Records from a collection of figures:
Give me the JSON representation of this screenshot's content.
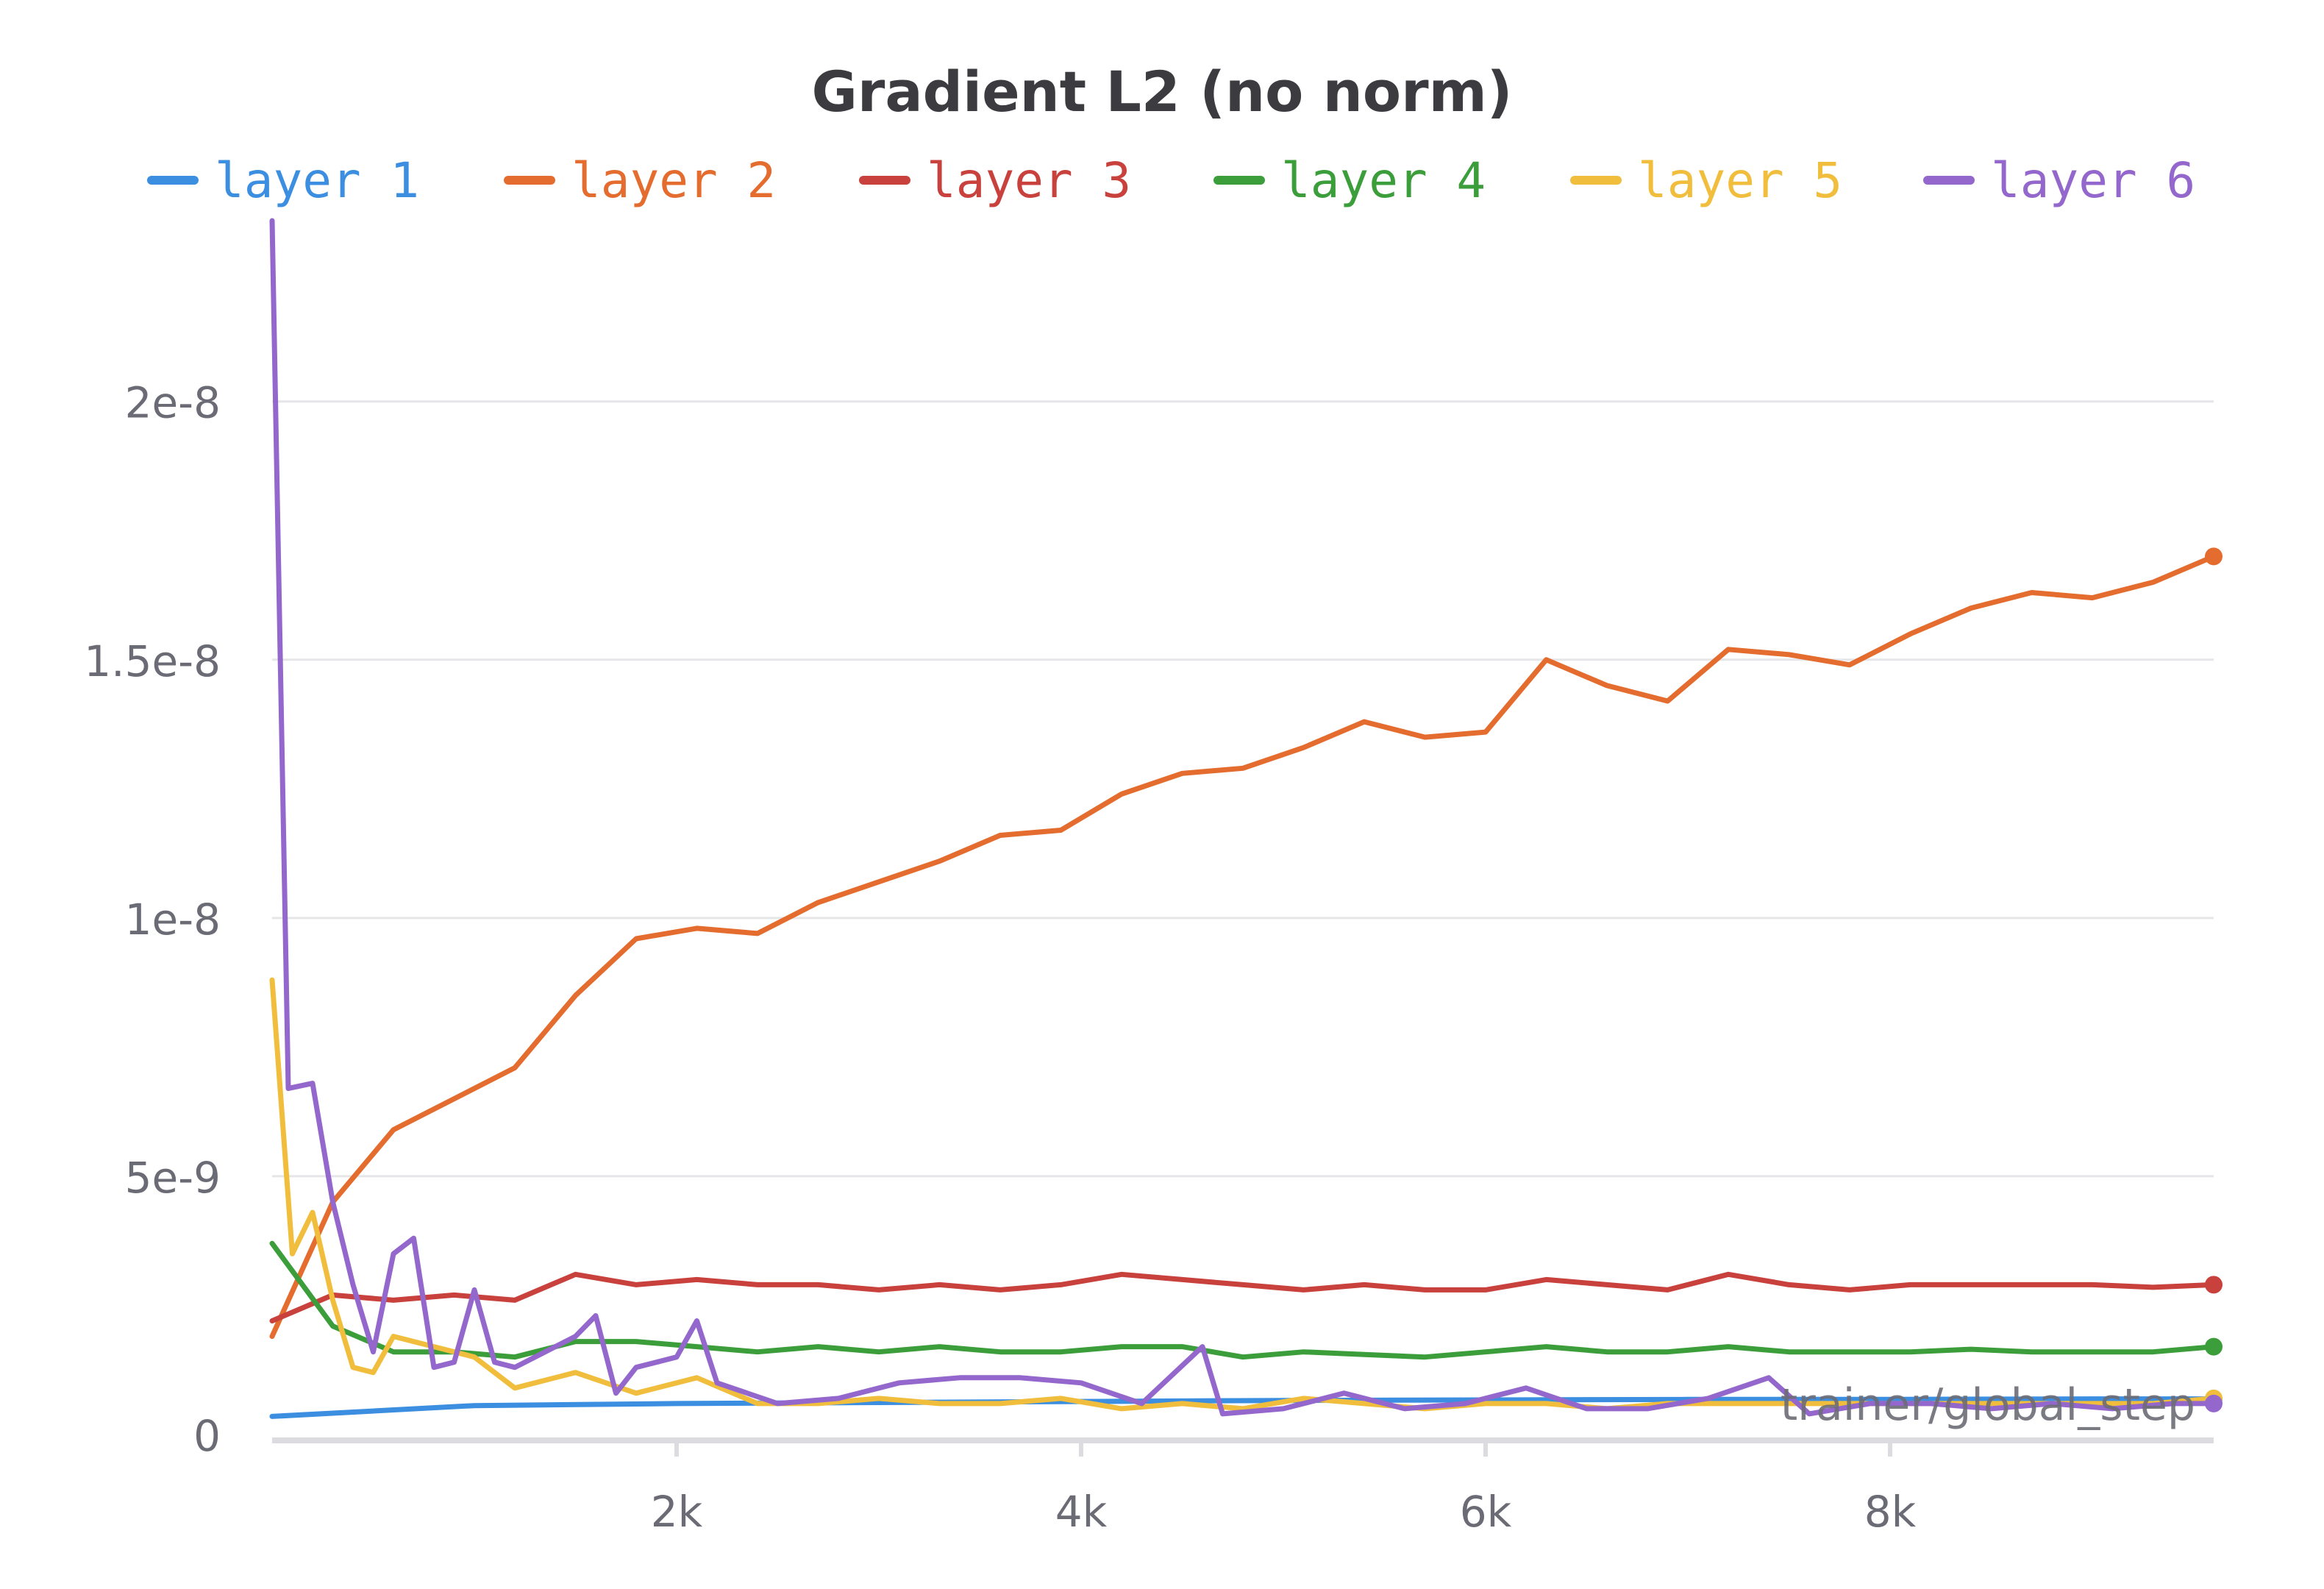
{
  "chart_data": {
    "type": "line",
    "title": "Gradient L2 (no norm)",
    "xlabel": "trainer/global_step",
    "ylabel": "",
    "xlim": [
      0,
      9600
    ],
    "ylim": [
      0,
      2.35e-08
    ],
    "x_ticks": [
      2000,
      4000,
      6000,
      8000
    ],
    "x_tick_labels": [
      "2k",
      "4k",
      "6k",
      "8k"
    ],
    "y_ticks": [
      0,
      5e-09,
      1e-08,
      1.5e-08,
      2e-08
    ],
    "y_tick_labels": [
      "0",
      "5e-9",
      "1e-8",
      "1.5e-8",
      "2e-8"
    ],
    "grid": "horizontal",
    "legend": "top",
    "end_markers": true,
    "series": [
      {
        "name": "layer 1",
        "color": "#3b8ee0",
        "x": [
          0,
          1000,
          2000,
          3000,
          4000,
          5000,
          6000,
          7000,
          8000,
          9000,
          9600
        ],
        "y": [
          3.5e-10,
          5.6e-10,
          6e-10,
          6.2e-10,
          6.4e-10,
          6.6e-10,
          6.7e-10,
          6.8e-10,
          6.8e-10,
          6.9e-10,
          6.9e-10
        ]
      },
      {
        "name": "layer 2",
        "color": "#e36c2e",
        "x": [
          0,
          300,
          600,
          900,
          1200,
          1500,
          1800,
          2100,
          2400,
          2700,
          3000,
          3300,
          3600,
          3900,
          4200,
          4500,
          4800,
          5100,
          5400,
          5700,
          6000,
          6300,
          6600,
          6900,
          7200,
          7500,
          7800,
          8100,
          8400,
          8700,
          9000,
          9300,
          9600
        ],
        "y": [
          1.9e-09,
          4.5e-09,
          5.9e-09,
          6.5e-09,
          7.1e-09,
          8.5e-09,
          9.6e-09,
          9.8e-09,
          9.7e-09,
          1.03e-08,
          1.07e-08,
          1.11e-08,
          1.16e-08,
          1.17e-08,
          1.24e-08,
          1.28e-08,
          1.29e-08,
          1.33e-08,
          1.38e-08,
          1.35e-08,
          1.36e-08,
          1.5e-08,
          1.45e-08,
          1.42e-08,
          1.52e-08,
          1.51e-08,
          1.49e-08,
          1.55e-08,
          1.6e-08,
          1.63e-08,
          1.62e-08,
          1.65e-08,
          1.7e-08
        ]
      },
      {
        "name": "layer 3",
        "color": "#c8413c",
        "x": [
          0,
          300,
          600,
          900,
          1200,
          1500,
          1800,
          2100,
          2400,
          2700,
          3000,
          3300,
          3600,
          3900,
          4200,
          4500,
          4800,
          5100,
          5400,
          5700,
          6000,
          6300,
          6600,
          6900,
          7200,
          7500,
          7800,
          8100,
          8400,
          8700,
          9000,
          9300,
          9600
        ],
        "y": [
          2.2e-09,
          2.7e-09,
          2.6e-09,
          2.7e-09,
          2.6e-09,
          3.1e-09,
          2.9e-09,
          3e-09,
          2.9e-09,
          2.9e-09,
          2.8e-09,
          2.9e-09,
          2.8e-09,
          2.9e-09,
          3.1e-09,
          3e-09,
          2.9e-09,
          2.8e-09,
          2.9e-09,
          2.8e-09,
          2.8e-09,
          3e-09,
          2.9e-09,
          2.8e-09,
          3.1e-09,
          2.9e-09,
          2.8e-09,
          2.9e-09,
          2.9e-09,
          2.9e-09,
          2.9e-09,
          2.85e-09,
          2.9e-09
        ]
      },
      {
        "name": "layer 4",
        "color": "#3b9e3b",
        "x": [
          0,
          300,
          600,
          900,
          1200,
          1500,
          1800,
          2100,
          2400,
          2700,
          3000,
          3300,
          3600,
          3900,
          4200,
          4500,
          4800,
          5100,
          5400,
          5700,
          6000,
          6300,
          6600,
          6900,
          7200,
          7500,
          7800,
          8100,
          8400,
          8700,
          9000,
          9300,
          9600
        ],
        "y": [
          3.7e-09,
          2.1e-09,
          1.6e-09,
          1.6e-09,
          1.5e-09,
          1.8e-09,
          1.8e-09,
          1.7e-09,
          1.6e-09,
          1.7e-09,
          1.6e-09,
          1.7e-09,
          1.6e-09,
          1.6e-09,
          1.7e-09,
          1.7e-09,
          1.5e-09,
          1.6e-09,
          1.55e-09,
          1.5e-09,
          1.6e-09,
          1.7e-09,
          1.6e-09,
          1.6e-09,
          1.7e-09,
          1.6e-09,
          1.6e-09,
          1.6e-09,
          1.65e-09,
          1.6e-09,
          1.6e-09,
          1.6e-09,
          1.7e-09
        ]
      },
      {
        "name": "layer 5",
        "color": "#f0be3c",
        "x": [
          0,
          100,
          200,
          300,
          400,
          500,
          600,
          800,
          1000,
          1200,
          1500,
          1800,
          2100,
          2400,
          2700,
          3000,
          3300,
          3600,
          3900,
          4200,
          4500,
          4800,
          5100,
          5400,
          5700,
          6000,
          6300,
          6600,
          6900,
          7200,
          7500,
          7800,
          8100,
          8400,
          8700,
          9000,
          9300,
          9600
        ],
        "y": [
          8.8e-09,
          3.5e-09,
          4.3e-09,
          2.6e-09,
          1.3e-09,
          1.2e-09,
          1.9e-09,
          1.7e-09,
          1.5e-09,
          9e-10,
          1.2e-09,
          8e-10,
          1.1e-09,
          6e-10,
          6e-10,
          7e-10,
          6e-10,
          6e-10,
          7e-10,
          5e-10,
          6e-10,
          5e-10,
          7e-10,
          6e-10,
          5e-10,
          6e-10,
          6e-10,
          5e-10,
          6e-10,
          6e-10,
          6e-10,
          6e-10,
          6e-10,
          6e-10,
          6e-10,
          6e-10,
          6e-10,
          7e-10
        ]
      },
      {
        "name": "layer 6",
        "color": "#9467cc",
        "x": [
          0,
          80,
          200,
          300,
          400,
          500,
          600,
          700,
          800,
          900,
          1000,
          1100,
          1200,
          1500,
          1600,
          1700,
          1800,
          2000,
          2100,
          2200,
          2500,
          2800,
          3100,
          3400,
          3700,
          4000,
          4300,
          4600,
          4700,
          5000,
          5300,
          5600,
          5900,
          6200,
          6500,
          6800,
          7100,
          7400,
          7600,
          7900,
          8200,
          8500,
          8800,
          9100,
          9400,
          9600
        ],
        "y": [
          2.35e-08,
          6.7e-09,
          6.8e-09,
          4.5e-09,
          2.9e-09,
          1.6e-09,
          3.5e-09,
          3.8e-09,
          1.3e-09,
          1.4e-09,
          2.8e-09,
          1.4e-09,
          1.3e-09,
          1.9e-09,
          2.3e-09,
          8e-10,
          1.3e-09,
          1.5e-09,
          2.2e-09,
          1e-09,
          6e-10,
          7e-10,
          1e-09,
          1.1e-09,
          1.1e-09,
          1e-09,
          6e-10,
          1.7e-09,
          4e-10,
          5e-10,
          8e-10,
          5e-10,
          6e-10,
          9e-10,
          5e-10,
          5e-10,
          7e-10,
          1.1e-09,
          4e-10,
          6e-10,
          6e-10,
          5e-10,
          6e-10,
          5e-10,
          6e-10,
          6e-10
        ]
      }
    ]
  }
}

> **Set exercise**
Retype the data above exactly; pictures are not part of the copy.

> **Exercise result**
Give me the JSON representation of this screenshot's content.
{
  "chart_data": {
    "type": "line",
    "title": "Gradient L2 (no norm)",
    "xlabel": "trainer/global_step",
    "ylabel": "",
    "xlim": [
      0,
      9600
    ],
    "ylim": [
      0,
      2.35e-08
    ],
    "x_ticks": [
      2000,
      4000,
      6000,
      8000
    ],
    "x_tick_labels": [
      "2k",
      "4k",
      "6k",
      "8k"
    ],
    "y_ticks": [
      0,
      5e-09,
      1e-08,
      1.5e-08,
      2e-08
    ],
    "y_tick_labels": [
      "0",
      "5e-9",
      "1e-8",
      "1.5e-8",
      "2e-8"
    ],
    "grid": "horizontal",
    "legend": "top",
    "end_markers": true,
    "series": [
      {
        "name": "layer 1",
        "color": "#3b8ee0",
        "x": [
          0,
          1000,
          2000,
          3000,
          4000,
          5000,
          6000,
          7000,
          8000,
          9000,
          9600
        ],
        "y": [
          3.5e-10,
          5.6e-10,
          6e-10,
          6.2e-10,
          6.4e-10,
          6.6e-10,
          6.7e-10,
          6.8e-10,
          6.8e-10,
          6.9e-10,
          6.9e-10
        ]
      },
      {
        "name": "layer 2",
        "color": "#e36c2e",
        "x": [
          0,
          300,
          600,
          900,
          1200,
          1500,
          1800,
          2100,
          2400,
          2700,
          3000,
          3300,
          3600,
          3900,
          4200,
          4500,
          4800,
          5100,
          5400,
          5700,
          6000,
          6300,
          6600,
          6900,
          7200,
          7500,
          7800,
          8100,
          8400,
          8700,
          9000,
          9300,
          9600
        ],
        "y": [
          1.9e-09,
          4.5e-09,
          5.9e-09,
          6.5e-09,
          7.1e-09,
          8.5e-09,
          9.6e-09,
          9.8e-09,
          9.7e-09,
          1.03e-08,
          1.07e-08,
          1.11e-08,
          1.16e-08,
          1.17e-08,
          1.24e-08,
          1.28e-08,
          1.29e-08,
          1.33e-08,
          1.38e-08,
          1.35e-08,
          1.36e-08,
          1.5e-08,
          1.45e-08,
          1.42e-08,
          1.52e-08,
          1.51e-08,
          1.49e-08,
          1.55e-08,
          1.6e-08,
          1.63e-08,
          1.62e-08,
          1.65e-08,
          1.7e-08
        ]
      },
      {
        "name": "layer 3",
        "color": "#c8413c",
        "x": [
          0,
          300,
          600,
          900,
          1200,
          1500,
          1800,
          2100,
          2400,
          2700,
          3000,
          3300,
          3600,
          3900,
          4200,
          4500,
          4800,
          5100,
          5400,
          5700,
          6000,
          6300,
          6600,
          6900,
          7200,
          7500,
          7800,
          8100,
          8400,
          8700,
          9000,
          9300,
          9600
        ],
        "y": [
          2.2e-09,
          2.7e-09,
          2.6e-09,
          2.7e-09,
          2.6e-09,
          3.1e-09,
          2.9e-09,
          3e-09,
          2.9e-09,
          2.9e-09,
          2.8e-09,
          2.9e-09,
          2.8e-09,
          2.9e-09,
          3.1e-09,
          3e-09,
          2.9e-09,
          2.8e-09,
          2.9e-09,
          2.8e-09,
          2.8e-09,
          3e-09,
          2.9e-09,
          2.8e-09,
          3.1e-09,
          2.9e-09,
          2.8e-09,
          2.9e-09,
          2.9e-09,
          2.9e-09,
          2.9e-09,
          2.85e-09,
          2.9e-09
        ]
      },
      {
        "name": "layer 4",
        "color": "#3b9e3b",
        "x": [
          0,
          300,
          600,
          900,
          1200,
          1500,
          1800,
          2100,
          2400,
          2700,
          3000,
          3300,
          3600,
          3900,
          4200,
          4500,
          4800,
          5100,
          5400,
          5700,
          6000,
          6300,
          6600,
          6900,
          7200,
          7500,
          7800,
          8100,
          8400,
          8700,
          9000,
          9300,
          9600
        ],
        "y": [
          3.7e-09,
          2.1e-09,
          1.6e-09,
          1.6e-09,
          1.5e-09,
          1.8e-09,
          1.8e-09,
          1.7e-09,
          1.6e-09,
          1.7e-09,
          1.6e-09,
          1.7e-09,
          1.6e-09,
          1.6e-09,
          1.7e-09,
          1.7e-09,
          1.5e-09,
          1.6e-09,
          1.55e-09,
          1.5e-09,
          1.6e-09,
          1.7e-09,
          1.6e-09,
          1.6e-09,
          1.7e-09,
          1.6e-09,
          1.6e-09,
          1.6e-09,
          1.65e-09,
          1.6e-09,
          1.6e-09,
          1.6e-09,
          1.7e-09
        ]
      },
      {
        "name": "layer 5",
        "color": "#f0be3c",
        "x": [
          0,
          100,
          200,
          300,
          400,
          500,
          600,
          800,
          1000,
          1200,
          1500,
          1800,
          2100,
          2400,
          2700,
          3000,
          3300,
          3600,
          3900,
          4200,
          4500,
          4800,
          5100,
          5400,
          5700,
          6000,
          6300,
          6600,
          6900,
          7200,
          7500,
          7800,
          8100,
          8400,
          8700,
          9000,
          9300,
          9600
        ],
        "y": [
          8.8e-09,
          3.5e-09,
          4.3e-09,
          2.6e-09,
          1.3e-09,
          1.2e-09,
          1.9e-09,
          1.7e-09,
          1.5e-09,
          9e-10,
          1.2e-09,
          8e-10,
          1.1e-09,
          6e-10,
          6e-10,
          7e-10,
          6e-10,
          6e-10,
          7e-10,
          5e-10,
          6e-10,
          5e-10,
          7e-10,
          6e-10,
          5e-10,
          6e-10,
          6e-10,
          5e-10,
          6e-10,
          6e-10,
          6e-10,
          6e-10,
          6e-10,
          6e-10,
          6e-10,
          6e-10,
          6e-10,
          7e-10
        ]
      },
      {
        "name": "layer 6",
        "color": "#9467cc",
        "x": [
          0,
          80,
          200,
          300,
          400,
          500,
          600,
          700,
          800,
          900,
          1000,
          1100,
          1200,
          1500,
          1600,
          1700,
          1800,
          2000,
          2100,
          2200,
          2500,
          2800,
          3100,
          3400,
          3700,
          4000,
          4300,
          4600,
          4700,
          5000,
          5300,
          5600,
          5900,
          6200,
          6500,
          6800,
          7100,
          7400,
          7600,
          7900,
          8200,
          8500,
          8800,
          9100,
          9400,
          9600
        ],
        "y": [
          2.35e-08,
          6.7e-09,
          6.8e-09,
          4.5e-09,
          2.9e-09,
          1.6e-09,
          3.5e-09,
          3.8e-09,
          1.3e-09,
          1.4e-09,
          2.8e-09,
          1.4e-09,
          1.3e-09,
          1.9e-09,
          2.3e-09,
          8e-10,
          1.3e-09,
          1.5e-09,
          2.2e-09,
          1e-09,
          6e-10,
          7e-10,
          1e-09,
          1.1e-09,
          1.1e-09,
          1e-09,
          6e-10,
          1.7e-09,
          4e-10,
          5e-10,
          8e-10,
          5e-10,
          6e-10,
          9e-10,
          5e-10,
          5e-10,
          7e-10,
          1.1e-09,
          4e-10,
          6e-10,
          6e-10,
          5e-10,
          6e-10,
          5e-10,
          6e-10,
          6e-10
        ]
      }
    ]
  }
}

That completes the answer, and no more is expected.